▸ GOAL
How many lines of the data include the string "this"? State the number and nothing else.
╭──
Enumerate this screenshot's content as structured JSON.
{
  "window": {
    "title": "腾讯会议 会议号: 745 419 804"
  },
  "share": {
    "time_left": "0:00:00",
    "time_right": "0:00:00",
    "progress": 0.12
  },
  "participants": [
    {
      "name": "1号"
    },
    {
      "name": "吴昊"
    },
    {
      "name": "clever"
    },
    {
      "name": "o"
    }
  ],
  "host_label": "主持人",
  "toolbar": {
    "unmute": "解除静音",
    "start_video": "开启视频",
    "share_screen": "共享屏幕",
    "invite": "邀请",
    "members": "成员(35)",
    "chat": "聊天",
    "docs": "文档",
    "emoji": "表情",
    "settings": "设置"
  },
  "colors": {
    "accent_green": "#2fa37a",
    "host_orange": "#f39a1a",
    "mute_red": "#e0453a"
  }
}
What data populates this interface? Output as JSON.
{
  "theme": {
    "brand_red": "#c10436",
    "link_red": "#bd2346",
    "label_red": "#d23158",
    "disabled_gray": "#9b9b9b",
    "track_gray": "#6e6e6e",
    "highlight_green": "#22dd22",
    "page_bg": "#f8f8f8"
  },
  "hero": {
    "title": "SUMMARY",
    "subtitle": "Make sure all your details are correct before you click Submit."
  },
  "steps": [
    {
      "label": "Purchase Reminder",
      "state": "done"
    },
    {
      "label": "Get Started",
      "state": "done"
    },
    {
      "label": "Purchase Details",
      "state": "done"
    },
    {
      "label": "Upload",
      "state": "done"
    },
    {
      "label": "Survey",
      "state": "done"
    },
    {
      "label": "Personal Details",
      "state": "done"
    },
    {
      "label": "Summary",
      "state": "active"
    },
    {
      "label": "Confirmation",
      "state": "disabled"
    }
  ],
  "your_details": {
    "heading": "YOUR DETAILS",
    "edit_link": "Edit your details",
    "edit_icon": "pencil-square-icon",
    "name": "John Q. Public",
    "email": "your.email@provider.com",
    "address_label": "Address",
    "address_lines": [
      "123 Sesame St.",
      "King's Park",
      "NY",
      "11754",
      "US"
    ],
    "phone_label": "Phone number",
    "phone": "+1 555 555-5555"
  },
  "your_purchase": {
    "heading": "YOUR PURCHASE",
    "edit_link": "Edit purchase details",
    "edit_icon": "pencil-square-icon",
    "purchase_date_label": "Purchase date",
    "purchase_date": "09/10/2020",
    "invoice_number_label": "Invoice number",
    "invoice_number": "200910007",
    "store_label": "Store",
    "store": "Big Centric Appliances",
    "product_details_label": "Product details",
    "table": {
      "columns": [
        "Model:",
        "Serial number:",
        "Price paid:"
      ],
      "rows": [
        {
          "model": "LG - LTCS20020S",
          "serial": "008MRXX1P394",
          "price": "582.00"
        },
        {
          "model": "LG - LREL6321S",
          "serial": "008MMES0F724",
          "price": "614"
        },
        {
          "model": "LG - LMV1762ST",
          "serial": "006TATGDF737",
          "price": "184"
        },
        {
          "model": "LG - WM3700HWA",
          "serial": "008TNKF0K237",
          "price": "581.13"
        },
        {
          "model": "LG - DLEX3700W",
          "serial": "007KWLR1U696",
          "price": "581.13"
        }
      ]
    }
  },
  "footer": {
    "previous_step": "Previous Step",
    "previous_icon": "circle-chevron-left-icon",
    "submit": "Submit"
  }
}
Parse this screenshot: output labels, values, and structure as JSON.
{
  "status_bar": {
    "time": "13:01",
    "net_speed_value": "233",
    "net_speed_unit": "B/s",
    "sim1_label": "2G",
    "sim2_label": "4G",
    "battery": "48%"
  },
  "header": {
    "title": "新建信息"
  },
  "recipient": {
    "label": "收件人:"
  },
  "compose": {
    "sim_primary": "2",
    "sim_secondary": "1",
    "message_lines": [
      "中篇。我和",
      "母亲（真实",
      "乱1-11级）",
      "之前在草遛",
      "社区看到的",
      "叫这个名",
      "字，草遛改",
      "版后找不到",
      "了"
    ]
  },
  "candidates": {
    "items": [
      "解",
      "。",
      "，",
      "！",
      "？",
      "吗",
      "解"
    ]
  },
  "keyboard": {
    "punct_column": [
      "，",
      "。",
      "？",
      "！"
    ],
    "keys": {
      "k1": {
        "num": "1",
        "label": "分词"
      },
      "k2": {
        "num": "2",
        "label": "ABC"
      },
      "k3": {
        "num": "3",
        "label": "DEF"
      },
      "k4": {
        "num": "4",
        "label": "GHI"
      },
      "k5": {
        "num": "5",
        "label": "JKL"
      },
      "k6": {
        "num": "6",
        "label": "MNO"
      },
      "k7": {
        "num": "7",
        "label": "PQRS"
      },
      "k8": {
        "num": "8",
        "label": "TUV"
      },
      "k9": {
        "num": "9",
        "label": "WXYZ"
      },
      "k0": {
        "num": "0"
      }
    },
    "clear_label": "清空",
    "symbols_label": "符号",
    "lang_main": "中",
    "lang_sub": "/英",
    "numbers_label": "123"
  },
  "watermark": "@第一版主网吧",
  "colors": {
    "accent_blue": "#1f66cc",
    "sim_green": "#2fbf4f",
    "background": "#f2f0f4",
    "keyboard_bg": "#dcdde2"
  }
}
╰──
▸ THE SOLUTION
3